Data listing
-=-=-=-=-
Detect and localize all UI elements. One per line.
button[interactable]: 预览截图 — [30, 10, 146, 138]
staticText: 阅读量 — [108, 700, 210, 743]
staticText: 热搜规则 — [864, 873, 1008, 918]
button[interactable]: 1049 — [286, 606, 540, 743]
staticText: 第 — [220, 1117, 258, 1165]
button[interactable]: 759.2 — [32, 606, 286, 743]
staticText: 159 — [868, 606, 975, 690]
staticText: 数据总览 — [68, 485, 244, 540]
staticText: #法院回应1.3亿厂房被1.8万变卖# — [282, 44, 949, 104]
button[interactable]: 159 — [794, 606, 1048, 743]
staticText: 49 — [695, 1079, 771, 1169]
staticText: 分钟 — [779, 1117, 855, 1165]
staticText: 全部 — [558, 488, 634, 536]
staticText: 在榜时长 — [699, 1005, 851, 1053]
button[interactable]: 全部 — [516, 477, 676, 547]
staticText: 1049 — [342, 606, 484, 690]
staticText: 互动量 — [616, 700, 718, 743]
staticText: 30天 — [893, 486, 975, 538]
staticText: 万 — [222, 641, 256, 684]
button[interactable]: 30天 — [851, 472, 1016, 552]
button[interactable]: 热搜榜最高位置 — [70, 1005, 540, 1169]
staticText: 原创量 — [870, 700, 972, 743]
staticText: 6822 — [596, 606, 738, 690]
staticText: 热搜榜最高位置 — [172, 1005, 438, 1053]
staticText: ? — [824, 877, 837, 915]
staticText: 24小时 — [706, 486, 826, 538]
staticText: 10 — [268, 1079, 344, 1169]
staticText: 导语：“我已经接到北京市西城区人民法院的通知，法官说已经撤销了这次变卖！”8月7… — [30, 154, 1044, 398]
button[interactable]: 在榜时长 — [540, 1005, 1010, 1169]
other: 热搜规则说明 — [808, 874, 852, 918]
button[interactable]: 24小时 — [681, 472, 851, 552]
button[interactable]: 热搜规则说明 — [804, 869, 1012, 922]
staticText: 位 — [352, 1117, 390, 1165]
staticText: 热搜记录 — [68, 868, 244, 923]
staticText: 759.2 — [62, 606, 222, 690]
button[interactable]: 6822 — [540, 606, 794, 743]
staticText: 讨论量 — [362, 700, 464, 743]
-=-=-=-=-
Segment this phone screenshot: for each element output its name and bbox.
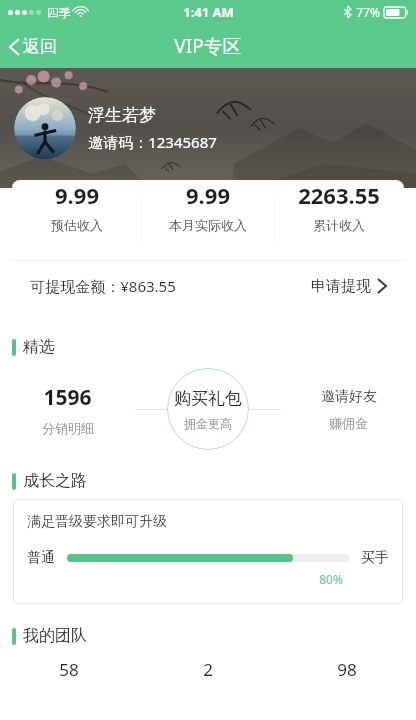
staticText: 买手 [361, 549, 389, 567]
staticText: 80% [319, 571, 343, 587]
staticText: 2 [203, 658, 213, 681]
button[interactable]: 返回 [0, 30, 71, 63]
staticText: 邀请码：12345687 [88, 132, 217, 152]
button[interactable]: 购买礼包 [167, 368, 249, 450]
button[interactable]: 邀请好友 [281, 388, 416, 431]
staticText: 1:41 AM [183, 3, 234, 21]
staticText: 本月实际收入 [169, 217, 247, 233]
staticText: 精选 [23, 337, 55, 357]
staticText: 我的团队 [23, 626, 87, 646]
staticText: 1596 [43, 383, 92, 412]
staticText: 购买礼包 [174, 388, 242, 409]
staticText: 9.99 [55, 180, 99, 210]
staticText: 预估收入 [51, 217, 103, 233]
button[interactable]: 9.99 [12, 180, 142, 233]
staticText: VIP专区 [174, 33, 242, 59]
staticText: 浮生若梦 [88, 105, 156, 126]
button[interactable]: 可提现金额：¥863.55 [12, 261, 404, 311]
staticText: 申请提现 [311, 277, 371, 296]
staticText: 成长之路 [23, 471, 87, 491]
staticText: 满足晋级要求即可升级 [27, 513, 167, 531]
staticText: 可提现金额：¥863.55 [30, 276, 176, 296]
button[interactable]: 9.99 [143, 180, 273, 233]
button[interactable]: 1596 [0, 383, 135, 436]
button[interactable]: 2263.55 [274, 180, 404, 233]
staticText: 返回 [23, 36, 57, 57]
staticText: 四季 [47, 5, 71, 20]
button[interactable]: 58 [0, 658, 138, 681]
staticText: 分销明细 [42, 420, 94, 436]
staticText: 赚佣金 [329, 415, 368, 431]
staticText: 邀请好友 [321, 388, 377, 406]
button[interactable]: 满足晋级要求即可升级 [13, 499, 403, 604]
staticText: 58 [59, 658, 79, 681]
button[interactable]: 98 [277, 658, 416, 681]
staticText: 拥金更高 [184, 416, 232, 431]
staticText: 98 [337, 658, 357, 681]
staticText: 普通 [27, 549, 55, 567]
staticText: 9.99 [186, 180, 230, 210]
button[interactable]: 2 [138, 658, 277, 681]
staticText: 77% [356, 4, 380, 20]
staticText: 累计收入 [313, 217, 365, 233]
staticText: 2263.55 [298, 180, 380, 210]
-=-=-=-=-
Rewrite the part that opens with the line containing "Detect and localize" and closes with the line containing "staticText: ? — [824, 877, 837, 915]", substituting "clickable" for "interactable" and keeping everything else unchanged.

Detect and localize all UI elements. One per line.
button[clickable]: 预览截图 — [30, 10, 146, 138]
staticText: 阅读量 — [108, 700, 210, 743]
staticText: 热搜规则 — [864, 873, 1008, 918]
button[clickable]: 1049 — [286, 606, 540, 743]
staticText: 第 — [220, 1117, 258, 1165]
button[clickable]: 759.2 — [32, 606, 286, 743]
staticText: 159 — [868, 606, 975, 690]
staticText: 数据总览 — [68, 485, 244, 540]
staticText: #法院回应1.3亿厂房被1.8万变卖# — [282, 44, 949, 104]
button[clickable]: 159 — [794, 606, 1048, 743]
staticText: 49 — [695, 1079, 771, 1169]
staticText: 分钟 — [779, 1117, 855, 1165]
staticText: 全部 — [558, 488, 634, 536]
staticText: 在榜时长 — [699, 1005, 851, 1053]
button[clickable]: 全部 — [516, 477, 676, 547]
staticText: 1049 — [342, 606, 484, 690]
staticText: 互动量 — [616, 700, 718, 743]
staticText: 30天 — [893, 486, 975, 538]
staticText: 万 — [222, 641, 256, 684]
button[clickable]: 30天 — [851, 472, 1016, 552]
button[clickable]: 热搜榜最高位置 — [70, 1005, 540, 1169]
staticText: 原创量 — [870, 700, 972, 743]
staticText: 6822 — [596, 606, 738, 690]
staticText: 热搜榜最高位置 — [172, 1005, 438, 1053]
staticText: ? — [824, 877, 837, 915]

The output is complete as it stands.